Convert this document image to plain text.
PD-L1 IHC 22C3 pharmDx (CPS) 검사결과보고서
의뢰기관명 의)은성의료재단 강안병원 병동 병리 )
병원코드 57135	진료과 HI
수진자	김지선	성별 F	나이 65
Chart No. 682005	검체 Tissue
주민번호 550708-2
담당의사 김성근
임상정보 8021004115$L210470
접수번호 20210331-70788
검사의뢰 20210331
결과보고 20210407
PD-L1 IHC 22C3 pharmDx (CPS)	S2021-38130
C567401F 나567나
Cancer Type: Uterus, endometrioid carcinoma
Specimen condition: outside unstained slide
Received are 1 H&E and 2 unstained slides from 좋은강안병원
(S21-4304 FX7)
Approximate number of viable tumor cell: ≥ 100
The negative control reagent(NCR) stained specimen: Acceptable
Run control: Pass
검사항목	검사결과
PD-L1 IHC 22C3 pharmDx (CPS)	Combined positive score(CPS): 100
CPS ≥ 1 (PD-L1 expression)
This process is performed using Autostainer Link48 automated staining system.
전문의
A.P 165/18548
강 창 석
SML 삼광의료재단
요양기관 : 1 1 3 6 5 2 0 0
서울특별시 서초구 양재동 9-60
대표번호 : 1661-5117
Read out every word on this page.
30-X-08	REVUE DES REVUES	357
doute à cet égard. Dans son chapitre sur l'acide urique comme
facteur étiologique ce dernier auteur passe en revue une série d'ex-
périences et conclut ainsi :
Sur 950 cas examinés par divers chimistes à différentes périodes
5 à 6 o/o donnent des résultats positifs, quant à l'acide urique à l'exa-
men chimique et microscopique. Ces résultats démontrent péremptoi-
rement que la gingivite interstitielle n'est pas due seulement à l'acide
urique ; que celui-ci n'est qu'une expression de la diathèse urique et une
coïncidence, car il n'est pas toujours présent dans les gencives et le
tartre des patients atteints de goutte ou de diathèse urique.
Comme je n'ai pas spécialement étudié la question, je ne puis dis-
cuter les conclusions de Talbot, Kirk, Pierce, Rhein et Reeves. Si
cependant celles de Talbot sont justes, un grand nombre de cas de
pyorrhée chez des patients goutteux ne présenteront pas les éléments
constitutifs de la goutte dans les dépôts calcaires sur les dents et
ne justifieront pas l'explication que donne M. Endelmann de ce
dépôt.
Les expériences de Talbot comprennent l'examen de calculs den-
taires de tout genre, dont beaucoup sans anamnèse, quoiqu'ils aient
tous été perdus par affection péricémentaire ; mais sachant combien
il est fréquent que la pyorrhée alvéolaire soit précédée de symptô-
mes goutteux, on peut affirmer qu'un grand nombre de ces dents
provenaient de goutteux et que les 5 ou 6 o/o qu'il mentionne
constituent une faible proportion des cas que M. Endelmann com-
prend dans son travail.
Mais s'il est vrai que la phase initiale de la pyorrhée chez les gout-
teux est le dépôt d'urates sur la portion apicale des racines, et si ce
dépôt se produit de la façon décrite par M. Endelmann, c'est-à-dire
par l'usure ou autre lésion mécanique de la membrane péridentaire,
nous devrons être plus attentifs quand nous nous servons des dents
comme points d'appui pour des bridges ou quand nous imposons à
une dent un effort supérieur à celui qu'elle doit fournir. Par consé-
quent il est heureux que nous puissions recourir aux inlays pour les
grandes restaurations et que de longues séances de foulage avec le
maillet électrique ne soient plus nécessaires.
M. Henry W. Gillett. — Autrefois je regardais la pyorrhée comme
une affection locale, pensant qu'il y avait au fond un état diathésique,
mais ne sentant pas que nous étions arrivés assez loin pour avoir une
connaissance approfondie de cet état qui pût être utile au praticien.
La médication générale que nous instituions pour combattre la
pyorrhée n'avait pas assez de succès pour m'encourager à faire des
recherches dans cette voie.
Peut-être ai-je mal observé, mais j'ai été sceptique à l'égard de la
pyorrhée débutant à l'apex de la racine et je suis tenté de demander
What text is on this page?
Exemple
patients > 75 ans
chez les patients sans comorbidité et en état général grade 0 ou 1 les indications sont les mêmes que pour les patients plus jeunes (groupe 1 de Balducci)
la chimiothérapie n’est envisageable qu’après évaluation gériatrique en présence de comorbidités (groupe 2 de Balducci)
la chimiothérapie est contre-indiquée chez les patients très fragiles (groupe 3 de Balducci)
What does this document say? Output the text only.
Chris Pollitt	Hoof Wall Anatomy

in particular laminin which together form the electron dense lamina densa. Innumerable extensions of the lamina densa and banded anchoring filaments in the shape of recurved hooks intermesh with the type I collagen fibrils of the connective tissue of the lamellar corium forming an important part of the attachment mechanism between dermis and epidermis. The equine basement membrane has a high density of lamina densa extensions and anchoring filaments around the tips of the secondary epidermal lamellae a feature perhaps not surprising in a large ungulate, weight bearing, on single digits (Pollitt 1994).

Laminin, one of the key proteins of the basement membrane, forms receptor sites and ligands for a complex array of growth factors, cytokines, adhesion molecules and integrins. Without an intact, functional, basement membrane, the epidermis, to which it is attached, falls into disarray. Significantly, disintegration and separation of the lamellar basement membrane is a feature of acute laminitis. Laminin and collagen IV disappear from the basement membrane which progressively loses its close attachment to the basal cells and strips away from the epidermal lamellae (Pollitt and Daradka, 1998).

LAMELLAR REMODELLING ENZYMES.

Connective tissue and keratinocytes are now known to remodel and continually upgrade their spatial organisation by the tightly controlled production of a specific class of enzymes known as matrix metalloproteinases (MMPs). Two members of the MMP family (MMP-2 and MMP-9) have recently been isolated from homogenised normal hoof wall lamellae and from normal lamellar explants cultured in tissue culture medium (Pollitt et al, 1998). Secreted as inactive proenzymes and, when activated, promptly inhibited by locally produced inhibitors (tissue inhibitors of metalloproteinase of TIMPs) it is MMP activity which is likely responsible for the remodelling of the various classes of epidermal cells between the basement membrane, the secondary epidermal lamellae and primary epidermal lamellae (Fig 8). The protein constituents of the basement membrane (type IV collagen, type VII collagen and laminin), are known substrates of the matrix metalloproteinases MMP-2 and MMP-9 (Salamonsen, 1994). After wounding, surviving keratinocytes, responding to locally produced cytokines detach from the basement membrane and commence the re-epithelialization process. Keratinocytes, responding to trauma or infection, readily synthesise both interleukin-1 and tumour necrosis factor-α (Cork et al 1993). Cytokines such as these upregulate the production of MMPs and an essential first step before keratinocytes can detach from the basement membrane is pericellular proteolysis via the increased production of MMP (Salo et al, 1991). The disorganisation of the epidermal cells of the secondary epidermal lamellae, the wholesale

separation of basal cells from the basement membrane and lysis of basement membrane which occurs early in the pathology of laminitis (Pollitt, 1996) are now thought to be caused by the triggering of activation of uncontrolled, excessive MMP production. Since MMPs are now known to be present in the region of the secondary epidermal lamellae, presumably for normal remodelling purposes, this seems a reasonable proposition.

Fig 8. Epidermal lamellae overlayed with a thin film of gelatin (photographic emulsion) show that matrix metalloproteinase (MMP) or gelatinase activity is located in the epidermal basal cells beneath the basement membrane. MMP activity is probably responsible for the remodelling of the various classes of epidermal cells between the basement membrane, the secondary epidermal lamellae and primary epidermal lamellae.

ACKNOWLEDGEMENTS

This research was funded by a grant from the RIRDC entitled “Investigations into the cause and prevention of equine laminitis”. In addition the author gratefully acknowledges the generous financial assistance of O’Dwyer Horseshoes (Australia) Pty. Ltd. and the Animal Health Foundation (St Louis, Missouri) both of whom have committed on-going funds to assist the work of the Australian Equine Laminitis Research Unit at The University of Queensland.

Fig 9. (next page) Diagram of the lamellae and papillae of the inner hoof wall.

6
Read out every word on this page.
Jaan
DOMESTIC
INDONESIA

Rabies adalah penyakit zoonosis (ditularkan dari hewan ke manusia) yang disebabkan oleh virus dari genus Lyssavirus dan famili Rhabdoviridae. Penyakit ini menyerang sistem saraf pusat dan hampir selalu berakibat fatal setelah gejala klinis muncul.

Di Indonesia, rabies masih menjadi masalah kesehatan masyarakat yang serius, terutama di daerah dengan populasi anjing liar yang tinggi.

▬▬▬

EXERCISE PROMPT: Go through the records above, find each line with the string "état", and copy it.

RESULT OF THIS TASK:
une affection locale, pensant qu'il y avait au fond un état diathésique,
connaissance approfondie de cet état qui pût être utile au praticien.
chez les patients sans comorbidité et en état général grade 0 ou 1 les indications sont les mêmes que pour les patients plus jeunes (groupe 1 de Balducci)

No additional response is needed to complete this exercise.